Copy each line that holds "true".

---

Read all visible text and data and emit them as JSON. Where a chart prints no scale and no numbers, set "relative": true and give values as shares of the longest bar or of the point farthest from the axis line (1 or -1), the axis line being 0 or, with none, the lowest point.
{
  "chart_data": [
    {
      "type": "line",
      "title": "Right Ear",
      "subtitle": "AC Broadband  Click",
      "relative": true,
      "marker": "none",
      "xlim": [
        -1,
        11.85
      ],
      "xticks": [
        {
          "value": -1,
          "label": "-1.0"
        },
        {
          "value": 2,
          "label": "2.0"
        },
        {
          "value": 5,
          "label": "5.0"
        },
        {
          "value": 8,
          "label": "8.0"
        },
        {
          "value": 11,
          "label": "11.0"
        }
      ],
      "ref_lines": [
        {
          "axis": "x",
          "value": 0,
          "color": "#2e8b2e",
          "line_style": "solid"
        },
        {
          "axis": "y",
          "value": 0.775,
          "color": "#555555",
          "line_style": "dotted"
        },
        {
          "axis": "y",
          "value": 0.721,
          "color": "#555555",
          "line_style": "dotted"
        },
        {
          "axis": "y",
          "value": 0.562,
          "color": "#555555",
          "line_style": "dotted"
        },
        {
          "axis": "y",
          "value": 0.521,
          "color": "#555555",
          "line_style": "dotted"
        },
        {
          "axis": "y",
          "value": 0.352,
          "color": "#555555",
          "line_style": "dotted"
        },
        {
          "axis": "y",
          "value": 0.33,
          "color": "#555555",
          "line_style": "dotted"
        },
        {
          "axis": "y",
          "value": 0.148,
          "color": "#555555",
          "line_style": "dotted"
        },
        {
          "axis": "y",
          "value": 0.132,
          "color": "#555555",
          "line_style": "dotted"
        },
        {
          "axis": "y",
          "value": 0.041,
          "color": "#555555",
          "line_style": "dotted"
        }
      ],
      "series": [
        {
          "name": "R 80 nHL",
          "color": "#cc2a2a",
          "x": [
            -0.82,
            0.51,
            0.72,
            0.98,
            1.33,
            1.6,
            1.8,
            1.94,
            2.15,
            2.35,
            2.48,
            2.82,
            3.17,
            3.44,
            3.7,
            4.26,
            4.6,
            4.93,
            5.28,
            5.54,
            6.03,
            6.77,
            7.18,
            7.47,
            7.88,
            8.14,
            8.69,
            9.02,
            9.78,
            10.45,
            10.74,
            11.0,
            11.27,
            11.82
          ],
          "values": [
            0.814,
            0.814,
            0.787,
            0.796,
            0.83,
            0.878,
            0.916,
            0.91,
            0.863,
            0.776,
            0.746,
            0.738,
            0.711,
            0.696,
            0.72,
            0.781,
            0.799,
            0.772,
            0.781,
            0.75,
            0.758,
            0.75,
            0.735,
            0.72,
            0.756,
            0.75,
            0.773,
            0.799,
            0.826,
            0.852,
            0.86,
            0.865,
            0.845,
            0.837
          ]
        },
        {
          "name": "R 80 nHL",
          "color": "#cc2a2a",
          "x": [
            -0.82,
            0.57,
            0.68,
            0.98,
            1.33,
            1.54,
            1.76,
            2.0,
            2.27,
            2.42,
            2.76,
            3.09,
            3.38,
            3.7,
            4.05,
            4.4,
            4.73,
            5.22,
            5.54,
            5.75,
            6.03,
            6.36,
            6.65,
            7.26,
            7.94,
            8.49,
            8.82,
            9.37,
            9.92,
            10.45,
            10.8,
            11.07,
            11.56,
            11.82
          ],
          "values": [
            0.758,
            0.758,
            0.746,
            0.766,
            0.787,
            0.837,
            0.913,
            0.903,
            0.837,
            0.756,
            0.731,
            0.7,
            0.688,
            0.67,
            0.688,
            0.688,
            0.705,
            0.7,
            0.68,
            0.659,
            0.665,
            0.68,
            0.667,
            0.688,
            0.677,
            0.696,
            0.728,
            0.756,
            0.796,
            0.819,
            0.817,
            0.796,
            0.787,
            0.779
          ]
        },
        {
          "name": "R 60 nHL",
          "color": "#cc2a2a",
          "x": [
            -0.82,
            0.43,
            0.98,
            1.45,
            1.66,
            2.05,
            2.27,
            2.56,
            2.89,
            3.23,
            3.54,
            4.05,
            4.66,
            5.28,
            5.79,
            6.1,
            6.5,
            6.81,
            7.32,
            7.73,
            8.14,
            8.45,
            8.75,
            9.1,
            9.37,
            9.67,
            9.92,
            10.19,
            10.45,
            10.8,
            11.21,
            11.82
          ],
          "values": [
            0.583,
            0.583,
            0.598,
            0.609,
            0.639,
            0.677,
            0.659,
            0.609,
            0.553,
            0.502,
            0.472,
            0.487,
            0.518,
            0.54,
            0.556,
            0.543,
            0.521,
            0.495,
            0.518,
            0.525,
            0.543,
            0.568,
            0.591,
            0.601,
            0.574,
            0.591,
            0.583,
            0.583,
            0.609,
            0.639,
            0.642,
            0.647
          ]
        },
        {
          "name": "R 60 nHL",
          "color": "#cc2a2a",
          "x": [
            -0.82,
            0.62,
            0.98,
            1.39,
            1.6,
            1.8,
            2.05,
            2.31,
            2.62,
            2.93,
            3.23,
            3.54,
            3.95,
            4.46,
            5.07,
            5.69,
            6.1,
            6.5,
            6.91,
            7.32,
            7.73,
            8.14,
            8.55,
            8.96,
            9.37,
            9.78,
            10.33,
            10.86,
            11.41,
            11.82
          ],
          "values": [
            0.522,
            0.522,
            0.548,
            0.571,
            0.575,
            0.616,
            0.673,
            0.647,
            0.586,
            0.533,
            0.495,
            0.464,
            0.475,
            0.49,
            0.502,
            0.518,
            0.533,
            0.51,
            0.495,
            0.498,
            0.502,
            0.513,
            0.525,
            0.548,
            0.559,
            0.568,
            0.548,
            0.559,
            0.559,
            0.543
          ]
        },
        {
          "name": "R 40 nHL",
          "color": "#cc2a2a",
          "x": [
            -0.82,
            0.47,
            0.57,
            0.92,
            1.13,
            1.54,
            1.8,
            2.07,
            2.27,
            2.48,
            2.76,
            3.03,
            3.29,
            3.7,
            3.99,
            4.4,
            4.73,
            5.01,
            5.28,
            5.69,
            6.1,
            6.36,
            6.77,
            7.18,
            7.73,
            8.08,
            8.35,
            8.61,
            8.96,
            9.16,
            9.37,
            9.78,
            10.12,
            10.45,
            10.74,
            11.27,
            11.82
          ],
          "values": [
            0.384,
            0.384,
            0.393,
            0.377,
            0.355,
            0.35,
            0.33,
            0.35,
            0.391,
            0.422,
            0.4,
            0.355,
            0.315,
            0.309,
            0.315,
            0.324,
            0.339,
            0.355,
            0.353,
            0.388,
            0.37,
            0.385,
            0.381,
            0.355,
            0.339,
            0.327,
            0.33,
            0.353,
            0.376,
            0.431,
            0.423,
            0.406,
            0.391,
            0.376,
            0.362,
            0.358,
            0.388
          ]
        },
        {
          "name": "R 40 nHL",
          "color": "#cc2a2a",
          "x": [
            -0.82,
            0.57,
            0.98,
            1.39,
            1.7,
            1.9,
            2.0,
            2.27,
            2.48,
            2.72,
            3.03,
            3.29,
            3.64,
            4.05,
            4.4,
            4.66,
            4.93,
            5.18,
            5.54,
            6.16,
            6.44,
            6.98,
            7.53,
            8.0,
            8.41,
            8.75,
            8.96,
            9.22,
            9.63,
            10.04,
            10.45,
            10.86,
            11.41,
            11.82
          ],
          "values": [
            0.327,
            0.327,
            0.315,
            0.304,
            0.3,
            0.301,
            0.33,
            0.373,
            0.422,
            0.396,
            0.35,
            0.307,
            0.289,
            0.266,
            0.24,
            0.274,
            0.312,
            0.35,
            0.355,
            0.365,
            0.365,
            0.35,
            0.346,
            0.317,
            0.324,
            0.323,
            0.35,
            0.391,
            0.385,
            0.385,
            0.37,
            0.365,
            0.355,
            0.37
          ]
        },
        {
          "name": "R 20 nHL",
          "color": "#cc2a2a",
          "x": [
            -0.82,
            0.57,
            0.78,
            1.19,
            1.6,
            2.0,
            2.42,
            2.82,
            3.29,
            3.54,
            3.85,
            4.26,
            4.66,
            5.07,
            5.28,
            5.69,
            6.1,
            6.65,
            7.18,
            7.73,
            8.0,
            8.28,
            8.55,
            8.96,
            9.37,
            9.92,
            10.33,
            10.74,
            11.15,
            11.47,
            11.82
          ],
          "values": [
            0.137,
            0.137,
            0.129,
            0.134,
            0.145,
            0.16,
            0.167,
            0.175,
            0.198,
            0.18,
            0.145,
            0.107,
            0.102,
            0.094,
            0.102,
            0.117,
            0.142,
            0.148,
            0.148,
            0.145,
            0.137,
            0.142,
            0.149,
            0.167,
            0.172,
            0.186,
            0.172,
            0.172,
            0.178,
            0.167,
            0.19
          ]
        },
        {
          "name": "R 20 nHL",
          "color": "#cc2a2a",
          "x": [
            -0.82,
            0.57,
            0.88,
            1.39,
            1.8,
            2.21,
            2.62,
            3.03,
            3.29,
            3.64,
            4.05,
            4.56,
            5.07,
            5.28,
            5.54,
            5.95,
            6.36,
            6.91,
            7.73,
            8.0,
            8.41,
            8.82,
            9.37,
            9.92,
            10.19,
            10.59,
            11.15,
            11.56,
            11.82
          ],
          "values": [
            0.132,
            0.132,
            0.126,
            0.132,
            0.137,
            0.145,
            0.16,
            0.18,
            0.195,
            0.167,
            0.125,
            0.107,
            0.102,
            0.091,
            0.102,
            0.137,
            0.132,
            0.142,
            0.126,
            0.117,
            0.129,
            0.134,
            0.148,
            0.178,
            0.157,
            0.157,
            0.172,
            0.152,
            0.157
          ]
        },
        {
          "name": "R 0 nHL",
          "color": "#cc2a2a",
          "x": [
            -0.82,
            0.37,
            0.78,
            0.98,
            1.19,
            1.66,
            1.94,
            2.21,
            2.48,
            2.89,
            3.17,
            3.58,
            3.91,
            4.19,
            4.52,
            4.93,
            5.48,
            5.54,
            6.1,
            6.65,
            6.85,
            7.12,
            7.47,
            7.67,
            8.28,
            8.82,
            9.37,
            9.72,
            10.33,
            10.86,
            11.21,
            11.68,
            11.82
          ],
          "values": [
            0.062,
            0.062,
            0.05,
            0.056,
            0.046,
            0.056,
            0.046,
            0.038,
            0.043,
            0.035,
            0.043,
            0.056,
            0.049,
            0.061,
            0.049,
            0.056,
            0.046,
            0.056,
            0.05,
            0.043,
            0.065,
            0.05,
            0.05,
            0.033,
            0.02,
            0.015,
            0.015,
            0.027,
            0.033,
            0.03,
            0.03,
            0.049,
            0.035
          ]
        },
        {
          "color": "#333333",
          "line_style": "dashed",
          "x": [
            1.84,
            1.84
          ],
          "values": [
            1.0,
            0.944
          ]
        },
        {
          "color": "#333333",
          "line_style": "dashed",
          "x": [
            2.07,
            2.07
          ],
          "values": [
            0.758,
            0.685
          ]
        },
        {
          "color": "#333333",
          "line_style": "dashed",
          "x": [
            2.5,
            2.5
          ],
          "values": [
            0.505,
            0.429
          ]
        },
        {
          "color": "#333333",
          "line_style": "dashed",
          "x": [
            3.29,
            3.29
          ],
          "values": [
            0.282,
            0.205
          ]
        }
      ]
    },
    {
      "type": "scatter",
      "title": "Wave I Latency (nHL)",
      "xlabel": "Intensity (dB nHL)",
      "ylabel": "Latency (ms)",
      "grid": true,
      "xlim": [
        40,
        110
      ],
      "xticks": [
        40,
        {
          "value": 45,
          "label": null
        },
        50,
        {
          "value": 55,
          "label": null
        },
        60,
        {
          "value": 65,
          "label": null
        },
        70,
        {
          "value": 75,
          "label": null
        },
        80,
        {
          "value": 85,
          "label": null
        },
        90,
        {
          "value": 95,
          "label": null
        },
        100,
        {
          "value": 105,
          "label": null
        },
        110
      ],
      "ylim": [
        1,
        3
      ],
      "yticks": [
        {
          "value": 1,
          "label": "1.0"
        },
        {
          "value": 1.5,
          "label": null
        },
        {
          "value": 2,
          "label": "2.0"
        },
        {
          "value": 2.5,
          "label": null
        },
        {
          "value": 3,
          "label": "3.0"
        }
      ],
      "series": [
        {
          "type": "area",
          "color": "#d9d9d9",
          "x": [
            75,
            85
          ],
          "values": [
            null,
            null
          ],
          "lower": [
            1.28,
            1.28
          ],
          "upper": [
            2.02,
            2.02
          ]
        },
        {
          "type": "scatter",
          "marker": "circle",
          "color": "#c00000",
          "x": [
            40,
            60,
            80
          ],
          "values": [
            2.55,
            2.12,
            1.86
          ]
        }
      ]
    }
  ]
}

---

• _SOLUTION_:
Read all visible text and data and emit them as JSON. Where a chart prints no scale and no numbers, set "relative": true and give values as shares of the longest bar or of the point farthest from the axis line (1 or -1), the axis line being 0 or, with none, the lowest point.
      "relative": true,
      "grid": true,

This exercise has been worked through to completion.